:: PROVIDED MATERIAL

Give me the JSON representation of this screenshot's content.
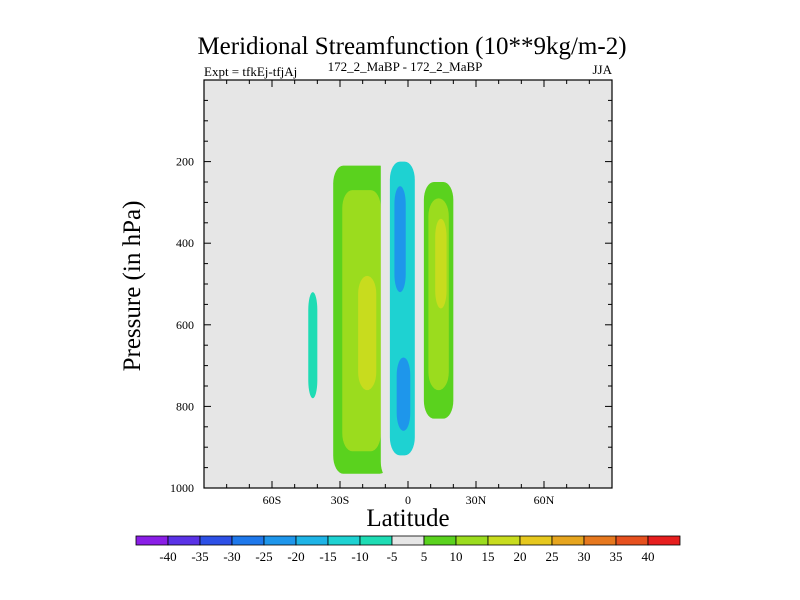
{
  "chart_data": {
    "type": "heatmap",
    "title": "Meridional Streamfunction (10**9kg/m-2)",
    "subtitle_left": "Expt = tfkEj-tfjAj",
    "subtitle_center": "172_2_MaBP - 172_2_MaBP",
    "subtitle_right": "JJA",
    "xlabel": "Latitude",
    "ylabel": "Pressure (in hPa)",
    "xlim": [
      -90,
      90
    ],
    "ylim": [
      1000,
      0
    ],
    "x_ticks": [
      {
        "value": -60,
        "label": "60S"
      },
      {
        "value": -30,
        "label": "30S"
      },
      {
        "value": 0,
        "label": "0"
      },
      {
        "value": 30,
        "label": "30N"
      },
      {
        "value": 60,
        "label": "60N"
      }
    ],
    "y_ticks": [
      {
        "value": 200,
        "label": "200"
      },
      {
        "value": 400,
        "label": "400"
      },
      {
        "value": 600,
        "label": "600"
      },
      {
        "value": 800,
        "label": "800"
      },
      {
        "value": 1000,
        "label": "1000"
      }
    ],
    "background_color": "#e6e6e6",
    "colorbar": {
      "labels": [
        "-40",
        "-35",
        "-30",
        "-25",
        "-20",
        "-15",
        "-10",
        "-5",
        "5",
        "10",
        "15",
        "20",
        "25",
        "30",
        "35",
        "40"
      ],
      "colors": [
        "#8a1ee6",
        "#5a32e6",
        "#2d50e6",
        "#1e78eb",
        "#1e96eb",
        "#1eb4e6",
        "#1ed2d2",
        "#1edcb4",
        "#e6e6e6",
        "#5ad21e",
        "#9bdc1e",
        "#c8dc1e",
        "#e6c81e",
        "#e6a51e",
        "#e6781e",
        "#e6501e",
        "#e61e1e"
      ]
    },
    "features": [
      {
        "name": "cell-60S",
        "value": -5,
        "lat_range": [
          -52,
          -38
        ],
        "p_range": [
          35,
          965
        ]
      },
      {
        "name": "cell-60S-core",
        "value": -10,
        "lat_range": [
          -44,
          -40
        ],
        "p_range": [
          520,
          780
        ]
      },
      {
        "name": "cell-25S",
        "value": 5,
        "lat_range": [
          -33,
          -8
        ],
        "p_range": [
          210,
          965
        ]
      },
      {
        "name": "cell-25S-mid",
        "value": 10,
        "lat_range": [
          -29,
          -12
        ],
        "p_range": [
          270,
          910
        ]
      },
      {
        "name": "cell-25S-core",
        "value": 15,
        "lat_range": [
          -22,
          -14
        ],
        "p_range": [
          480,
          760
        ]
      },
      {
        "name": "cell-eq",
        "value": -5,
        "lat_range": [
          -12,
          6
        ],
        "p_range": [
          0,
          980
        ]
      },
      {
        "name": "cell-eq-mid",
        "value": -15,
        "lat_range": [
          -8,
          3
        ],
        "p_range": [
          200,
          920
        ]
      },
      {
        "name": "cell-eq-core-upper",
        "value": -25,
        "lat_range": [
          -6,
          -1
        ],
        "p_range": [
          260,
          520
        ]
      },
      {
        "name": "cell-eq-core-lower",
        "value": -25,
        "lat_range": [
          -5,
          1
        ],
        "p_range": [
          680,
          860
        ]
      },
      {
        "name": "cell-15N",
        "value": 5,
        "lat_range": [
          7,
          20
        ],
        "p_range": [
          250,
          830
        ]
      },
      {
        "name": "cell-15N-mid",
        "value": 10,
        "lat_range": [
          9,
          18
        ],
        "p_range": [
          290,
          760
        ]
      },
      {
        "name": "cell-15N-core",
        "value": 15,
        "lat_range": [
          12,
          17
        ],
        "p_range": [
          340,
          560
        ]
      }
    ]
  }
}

::::

- [INSTRUCTION]:
Quote the preceding records in their entirety, excluding every picture.

- [ANSWER IN FULL]:
Give me the JSON representation of this screenshot's content.
{
  "chart_data": {
    "type": "heatmap",
    "title": "Meridional Streamfunction (10**9kg/m-2)",
    "subtitle_left": "Expt = tfkEj-tfjAj",
    "subtitle_center": "172_2_MaBP - 172_2_MaBP",
    "subtitle_right": "JJA",
    "xlabel": "Latitude",
    "ylabel": "Pressure (in hPa)",
    "xlim": [
      -90,
      90
    ],
    "ylim": [
      1000,
      0
    ],
    "x_ticks": [
      {
        "value": -60,
        "label": "60S"
      },
      {
        "value": -30,
        "label": "30S"
      },
      {
        "value": 0,
        "label": "0"
      },
      {
        "value": 30,
        "label": "30N"
      },
      {
        "value": 60,
        "label": "60N"
      }
    ],
    "y_ticks": [
      {
        "value": 200,
        "label": "200"
      },
      {
        "value": 400,
        "label": "400"
      },
      {
        "value": 600,
        "label": "600"
      },
      {
        "value": 800,
        "label": "800"
      },
      {
        "value": 1000,
        "label": "1000"
      }
    ],
    "background_color": "#e6e6e6",
    "colorbar": {
      "labels": [
        "-40",
        "-35",
        "-30",
        "-25",
        "-20",
        "-15",
        "-10",
        "-5",
        "5",
        "10",
        "15",
        "20",
        "25",
        "30",
        "35",
        "40"
      ],
      "colors": [
        "#8a1ee6",
        "#5a32e6",
        "#2d50e6",
        "#1e78eb",
        "#1e96eb",
        "#1eb4e6",
        "#1ed2d2",
        "#1edcb4",
        "#e6e6e6",
        "#5ad21e",
        "#9bdc1e",
        "#c8dc1e",
        "#e6c81e",
        "#e6a51e",
        "#e6781e",
        "#e6501e",
        "#e61e1e"
      ]
    },
    "features": [
      {
        "name": "cell-60S",
        "value": -5,
        "lat_range": [
          -52,
          -38
        ],
        "p_range": [
          35,
          965
        ]
      },
      {
        "name": "cell-60S-core",
        "value": -10,
        "lat_range": [
          -44,
          -40
        ],
        "p_range": [
          520,
          780
        ]
      },
      {
        "name": "cell-25S",
        "value": 5,
        "lat_range": [
          -33,
          -8
        ],
        "p_range": [
          210,
          965
        ]
      },
      {
        "name": "cell-25S-mid",
        "value": 10,
        "lat_range": [
          -29,
          -12
        ],
        "p_range": [
          270,
          910
        ]
      },
      {
        "name": "cell-25S-core",
        "value": 15,
        "lat_range": [
          -22,
          -14
        ],
        "p_range": [
          480,
          760
        ]
      },
      {
        "name": "cell-eq",
        "value": -5,
        "lat_range": [
          -12,
          6
        ],
        "p_range": [
          0,
          980
        ]
      },
      {
        "name": "cell-eq-mid",
        "value": -15,
        "lat_range": [
          -8,
          3
        ],
        "p_range": [
          200,
          920
        ]
      },
      {
        "name": "cell-eq-core-upper",
        "value": -25,
        "lat_range": [
          -6,
          -1
        ],
        "p_range": [
          260,
          520
        ]
      },
      {
        "name": "cell-eq-core-lower",
        "value": -25,
        "lat_range": [
          -5,
          1
        ],
        "p_range": [
          680,
          860
        ]
      },
      {
        "name": "cell-15N",
        "value": 5,
        "lat_range": [
          7,
          20
        ],
        "p_range": [
          250,
          830
        ]
      },
      {
        "name": "cell-15N-mid",
        "value": 10,
        "lat_range": [
          9,
          18
        ],
        "p_range": [
          290,
          760
        ]
      },
      {
        "name": "cell-15N-core",
        "value": 15,
        "lat_range": [
          12,
          17
        ],
        "p_range": [
          340,
          560
        ]
      }
    ]
  }
}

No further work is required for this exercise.